▶ Task directions
List every line in this data where the string "name" occurs.

▶ Data provided
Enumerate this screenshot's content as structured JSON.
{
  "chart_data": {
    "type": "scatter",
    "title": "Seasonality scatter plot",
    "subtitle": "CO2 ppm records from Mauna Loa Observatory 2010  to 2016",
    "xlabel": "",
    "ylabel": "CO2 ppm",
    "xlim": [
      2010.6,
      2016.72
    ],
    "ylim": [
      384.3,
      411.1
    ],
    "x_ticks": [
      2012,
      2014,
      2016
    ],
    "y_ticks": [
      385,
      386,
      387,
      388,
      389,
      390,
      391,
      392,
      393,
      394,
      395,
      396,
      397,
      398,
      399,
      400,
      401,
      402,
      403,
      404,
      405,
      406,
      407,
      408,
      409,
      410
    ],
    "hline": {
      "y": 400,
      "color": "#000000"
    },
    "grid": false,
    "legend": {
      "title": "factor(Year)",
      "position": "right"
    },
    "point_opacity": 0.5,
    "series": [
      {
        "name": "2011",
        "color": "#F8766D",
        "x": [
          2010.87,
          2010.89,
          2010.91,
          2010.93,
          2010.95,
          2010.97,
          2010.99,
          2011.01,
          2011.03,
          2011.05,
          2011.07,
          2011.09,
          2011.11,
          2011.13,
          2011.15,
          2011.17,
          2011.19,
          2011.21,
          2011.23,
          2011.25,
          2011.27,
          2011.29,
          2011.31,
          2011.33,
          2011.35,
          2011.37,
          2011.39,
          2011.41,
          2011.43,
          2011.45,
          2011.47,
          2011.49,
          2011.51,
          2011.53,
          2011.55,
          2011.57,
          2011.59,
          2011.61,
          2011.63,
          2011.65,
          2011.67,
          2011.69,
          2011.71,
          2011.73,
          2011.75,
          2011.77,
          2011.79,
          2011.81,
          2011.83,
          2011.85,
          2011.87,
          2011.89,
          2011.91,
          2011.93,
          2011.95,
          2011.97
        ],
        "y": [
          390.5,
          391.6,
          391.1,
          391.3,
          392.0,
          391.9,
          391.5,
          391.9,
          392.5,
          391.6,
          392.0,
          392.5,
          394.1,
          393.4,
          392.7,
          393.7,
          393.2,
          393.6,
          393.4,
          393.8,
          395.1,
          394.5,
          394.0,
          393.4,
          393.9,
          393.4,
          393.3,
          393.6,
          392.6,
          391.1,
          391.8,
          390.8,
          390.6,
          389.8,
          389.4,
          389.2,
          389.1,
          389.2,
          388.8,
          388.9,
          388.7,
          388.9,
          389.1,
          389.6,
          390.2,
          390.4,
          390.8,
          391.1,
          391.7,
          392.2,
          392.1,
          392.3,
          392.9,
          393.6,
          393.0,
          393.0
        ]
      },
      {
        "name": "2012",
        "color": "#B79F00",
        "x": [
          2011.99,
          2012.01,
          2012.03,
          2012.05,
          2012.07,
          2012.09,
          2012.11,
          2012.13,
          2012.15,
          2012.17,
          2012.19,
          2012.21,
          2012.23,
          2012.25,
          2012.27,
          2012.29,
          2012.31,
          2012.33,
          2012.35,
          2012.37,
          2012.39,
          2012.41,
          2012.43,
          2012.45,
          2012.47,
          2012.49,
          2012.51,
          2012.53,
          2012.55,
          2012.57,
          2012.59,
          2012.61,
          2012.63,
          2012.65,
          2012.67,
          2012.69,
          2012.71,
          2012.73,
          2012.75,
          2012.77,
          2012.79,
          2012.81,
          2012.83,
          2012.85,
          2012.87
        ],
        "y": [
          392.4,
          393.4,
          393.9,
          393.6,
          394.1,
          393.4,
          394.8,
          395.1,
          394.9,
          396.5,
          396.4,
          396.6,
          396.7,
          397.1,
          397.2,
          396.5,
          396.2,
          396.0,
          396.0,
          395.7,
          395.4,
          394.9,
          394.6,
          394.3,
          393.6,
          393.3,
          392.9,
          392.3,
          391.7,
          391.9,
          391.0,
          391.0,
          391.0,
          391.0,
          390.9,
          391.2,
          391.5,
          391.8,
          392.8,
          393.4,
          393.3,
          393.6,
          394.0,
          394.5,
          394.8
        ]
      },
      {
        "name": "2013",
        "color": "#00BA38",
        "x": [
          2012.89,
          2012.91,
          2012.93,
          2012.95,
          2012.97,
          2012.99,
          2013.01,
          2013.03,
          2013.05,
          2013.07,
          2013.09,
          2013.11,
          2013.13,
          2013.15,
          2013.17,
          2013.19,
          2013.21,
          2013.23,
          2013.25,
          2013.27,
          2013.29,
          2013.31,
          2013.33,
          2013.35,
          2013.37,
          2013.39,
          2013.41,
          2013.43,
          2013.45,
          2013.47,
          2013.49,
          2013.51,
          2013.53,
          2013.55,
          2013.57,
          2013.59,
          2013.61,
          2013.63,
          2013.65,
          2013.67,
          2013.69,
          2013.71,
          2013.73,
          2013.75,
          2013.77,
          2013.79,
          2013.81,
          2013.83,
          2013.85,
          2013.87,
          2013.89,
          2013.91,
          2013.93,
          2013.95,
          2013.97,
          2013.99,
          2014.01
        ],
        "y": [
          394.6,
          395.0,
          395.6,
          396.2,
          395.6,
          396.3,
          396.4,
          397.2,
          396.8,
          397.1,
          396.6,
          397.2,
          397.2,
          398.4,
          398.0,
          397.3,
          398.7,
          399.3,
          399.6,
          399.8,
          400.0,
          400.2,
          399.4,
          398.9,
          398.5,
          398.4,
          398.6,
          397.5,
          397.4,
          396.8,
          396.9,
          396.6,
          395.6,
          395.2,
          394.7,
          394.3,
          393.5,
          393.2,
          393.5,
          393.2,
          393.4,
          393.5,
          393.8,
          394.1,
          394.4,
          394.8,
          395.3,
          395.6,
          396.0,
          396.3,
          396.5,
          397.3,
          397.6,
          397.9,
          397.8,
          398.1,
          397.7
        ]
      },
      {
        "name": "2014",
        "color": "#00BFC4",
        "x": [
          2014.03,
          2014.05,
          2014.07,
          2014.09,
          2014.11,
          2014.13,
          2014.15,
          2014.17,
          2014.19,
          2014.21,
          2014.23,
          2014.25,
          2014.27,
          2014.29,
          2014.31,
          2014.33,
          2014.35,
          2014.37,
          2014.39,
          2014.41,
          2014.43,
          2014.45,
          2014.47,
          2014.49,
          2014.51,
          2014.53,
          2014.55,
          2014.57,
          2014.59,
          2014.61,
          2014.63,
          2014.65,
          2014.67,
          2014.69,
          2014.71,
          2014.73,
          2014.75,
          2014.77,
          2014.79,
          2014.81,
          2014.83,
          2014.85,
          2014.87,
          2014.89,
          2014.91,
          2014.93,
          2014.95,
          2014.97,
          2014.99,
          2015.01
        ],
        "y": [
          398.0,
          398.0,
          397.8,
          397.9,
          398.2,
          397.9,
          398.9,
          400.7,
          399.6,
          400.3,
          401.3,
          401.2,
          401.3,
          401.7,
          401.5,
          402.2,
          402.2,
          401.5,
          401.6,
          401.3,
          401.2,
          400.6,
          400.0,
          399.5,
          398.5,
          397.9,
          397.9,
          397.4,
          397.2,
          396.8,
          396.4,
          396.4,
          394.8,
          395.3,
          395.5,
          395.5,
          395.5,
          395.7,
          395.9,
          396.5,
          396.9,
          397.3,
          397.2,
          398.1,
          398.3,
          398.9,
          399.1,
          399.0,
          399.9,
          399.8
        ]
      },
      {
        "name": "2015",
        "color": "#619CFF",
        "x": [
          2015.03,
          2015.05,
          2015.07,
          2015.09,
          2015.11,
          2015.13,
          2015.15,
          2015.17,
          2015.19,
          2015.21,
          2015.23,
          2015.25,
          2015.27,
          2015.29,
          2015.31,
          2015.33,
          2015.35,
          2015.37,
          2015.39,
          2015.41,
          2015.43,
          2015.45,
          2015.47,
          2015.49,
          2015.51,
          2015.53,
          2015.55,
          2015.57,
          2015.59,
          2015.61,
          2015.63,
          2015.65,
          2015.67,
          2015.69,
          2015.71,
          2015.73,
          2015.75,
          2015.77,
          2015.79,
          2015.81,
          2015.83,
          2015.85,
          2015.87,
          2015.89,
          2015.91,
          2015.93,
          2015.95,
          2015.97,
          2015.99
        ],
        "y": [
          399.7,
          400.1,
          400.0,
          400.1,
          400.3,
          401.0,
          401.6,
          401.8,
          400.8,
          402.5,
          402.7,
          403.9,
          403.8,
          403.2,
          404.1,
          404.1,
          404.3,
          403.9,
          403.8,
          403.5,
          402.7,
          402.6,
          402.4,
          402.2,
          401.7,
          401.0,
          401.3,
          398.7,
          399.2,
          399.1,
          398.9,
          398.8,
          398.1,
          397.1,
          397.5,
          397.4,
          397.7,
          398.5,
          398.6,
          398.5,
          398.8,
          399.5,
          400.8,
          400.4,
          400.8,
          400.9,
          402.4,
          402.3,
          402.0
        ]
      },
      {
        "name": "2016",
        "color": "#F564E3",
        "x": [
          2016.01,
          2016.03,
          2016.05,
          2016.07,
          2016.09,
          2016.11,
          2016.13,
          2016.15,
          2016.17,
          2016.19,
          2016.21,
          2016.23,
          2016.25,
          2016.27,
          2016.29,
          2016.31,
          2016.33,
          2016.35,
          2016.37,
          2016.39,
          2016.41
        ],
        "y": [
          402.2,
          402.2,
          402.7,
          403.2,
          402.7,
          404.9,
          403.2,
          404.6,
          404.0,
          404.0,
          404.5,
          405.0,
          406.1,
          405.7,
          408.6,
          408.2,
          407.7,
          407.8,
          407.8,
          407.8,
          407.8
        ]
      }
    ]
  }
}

▶ Reply to the exercise
        "name": "2011",
        "name": "2012",
        "name": "2013",
        "name": "2014",
        "name": "2015",
        "name": "2016",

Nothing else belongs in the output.